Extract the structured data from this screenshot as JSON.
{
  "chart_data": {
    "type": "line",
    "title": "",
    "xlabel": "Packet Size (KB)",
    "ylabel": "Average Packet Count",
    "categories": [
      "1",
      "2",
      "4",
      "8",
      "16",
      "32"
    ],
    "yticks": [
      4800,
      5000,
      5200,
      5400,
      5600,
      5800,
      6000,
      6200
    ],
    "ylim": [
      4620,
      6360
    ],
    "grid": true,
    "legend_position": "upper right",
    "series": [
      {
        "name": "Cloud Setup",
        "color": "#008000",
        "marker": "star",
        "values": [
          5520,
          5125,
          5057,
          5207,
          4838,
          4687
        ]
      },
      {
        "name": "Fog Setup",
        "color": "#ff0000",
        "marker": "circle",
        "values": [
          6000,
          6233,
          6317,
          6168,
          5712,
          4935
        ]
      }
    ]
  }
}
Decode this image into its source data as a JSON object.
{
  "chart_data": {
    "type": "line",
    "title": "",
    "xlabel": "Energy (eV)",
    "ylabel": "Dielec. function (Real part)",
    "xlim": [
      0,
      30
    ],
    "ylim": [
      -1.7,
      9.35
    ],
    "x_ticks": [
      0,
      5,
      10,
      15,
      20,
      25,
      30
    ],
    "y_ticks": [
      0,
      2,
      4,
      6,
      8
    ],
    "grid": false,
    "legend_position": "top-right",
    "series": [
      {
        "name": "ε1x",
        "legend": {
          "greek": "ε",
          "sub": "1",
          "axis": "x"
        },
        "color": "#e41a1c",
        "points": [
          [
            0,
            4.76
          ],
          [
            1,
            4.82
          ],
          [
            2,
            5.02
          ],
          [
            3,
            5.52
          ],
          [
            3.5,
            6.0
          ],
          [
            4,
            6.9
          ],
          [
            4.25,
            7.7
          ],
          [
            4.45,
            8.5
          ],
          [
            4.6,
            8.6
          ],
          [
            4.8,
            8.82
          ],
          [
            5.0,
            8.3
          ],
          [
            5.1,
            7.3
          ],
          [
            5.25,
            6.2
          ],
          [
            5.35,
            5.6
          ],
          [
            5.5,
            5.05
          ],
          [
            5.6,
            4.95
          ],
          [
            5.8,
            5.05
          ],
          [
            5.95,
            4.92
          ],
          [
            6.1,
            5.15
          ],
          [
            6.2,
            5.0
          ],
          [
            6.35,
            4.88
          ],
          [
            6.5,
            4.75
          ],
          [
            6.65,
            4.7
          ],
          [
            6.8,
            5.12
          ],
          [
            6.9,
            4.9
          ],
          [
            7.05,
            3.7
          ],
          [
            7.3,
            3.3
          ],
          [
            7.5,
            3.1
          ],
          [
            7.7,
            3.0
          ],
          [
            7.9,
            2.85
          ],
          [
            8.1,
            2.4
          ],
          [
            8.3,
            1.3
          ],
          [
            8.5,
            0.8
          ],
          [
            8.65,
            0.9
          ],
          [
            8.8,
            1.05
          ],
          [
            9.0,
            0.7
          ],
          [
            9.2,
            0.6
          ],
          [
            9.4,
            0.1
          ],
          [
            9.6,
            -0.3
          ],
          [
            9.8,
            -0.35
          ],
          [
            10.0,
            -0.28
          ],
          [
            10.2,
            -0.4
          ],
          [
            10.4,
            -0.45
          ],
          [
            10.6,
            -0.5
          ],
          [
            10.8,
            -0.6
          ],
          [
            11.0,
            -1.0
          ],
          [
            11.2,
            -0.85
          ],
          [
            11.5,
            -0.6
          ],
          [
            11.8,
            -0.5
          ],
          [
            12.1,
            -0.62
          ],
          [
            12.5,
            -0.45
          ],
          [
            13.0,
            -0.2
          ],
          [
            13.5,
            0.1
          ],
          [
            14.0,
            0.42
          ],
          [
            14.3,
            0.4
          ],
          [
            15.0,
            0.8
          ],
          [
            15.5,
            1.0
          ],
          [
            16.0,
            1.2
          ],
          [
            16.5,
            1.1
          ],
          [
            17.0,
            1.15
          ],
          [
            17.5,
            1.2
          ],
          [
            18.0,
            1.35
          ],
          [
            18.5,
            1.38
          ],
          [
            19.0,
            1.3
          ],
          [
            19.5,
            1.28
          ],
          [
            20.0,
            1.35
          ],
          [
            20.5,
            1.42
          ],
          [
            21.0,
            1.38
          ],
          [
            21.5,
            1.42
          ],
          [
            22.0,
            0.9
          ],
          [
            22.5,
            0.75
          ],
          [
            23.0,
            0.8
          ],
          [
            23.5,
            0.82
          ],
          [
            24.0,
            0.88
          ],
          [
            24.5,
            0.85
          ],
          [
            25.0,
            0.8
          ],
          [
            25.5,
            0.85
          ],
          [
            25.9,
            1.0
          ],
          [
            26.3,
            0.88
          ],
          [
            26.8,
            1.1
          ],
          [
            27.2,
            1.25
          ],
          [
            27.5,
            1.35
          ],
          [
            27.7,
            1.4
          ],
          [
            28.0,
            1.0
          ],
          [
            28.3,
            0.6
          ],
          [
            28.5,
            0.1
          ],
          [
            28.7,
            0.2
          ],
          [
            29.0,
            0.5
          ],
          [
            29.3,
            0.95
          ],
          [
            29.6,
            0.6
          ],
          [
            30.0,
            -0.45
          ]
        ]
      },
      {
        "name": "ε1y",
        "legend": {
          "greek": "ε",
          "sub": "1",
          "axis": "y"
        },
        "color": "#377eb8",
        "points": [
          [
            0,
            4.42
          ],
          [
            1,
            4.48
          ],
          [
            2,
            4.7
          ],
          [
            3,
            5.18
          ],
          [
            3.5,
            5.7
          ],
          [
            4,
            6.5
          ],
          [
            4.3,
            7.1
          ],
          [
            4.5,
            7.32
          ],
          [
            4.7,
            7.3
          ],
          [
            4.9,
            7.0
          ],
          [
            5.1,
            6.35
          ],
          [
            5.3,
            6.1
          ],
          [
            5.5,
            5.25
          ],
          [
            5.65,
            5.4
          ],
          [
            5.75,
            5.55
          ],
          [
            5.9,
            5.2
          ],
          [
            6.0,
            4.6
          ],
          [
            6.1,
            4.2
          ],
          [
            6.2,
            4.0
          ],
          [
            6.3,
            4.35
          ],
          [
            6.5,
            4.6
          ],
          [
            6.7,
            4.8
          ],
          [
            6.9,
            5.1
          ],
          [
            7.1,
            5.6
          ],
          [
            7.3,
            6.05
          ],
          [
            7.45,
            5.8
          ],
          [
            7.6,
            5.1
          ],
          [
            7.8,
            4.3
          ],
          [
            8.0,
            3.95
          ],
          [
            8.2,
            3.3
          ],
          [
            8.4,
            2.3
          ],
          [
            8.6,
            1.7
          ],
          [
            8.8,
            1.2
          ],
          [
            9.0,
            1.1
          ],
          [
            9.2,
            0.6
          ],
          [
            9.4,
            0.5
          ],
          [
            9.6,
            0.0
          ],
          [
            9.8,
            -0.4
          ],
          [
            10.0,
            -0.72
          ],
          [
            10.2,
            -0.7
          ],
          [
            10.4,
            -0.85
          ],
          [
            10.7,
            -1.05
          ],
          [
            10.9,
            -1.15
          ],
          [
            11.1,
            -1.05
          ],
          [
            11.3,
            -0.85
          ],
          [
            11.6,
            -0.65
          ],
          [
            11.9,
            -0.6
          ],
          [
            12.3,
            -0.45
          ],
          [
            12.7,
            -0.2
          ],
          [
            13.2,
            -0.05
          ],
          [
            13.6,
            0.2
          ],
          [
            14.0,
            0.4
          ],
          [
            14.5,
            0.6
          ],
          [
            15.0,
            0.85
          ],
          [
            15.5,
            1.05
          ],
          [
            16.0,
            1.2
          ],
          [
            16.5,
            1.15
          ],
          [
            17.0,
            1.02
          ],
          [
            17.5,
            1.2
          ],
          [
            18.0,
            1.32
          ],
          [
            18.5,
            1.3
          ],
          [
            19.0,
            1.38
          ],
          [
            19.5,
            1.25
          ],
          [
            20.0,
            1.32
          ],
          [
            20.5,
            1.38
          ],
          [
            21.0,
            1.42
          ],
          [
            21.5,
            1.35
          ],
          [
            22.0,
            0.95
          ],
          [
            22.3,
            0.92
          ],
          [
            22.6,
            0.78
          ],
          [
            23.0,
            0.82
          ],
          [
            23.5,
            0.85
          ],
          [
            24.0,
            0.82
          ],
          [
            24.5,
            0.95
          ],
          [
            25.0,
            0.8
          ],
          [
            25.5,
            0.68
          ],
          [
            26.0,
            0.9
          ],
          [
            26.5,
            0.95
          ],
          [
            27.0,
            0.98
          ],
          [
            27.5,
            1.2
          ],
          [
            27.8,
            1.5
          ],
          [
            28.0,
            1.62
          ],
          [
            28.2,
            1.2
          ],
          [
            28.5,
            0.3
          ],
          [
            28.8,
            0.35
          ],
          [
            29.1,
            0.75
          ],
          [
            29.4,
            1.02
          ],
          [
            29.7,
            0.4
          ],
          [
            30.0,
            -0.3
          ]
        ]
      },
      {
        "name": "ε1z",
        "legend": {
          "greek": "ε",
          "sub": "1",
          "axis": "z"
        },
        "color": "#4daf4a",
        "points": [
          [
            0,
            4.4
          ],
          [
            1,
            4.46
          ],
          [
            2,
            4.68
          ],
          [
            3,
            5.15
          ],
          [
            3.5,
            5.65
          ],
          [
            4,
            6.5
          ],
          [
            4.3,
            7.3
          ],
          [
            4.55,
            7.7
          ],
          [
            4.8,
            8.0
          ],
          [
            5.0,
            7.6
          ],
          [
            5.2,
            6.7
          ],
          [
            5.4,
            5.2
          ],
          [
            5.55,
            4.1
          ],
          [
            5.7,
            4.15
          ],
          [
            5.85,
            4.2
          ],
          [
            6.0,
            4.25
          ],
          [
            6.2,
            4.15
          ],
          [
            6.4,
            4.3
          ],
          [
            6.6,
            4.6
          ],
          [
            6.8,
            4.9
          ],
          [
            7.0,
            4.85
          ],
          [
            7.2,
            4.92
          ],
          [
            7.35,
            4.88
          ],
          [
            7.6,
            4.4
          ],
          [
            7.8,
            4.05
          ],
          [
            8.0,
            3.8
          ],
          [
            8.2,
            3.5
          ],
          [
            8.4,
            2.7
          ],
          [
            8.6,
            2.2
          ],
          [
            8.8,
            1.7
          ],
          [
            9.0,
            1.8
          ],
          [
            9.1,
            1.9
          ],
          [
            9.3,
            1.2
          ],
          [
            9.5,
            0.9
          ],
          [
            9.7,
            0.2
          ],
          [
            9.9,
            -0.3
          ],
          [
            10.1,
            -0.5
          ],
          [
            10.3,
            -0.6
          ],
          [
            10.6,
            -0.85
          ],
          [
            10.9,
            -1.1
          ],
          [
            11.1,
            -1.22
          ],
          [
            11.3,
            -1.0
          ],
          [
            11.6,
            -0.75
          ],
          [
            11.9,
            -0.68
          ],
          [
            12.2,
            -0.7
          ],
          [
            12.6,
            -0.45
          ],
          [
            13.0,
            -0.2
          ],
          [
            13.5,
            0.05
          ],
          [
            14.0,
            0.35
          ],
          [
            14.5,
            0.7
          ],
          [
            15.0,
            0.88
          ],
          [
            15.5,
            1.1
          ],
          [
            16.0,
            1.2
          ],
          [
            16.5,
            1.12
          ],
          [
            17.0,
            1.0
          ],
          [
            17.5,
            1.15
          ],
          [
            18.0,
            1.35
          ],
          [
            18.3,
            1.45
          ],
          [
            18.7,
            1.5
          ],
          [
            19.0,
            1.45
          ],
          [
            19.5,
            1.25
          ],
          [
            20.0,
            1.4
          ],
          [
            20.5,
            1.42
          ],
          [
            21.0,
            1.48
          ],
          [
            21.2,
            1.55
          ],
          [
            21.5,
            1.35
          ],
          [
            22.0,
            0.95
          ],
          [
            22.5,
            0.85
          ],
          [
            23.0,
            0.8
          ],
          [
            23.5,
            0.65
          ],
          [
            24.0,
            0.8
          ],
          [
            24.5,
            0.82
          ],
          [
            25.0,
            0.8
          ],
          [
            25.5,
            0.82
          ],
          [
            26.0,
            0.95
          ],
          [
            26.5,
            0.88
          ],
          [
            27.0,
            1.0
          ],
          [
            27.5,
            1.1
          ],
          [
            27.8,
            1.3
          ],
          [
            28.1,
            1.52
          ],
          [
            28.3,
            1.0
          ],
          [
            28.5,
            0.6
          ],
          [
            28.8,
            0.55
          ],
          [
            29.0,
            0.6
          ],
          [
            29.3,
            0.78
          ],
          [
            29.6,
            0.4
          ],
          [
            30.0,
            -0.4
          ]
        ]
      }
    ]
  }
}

Short task:
From the listing above, collect each line in which the string "xlabel" appears.

In response:
    "xlabel": "Packet Size (KB)",
    "xlabel": "Energy (eV)",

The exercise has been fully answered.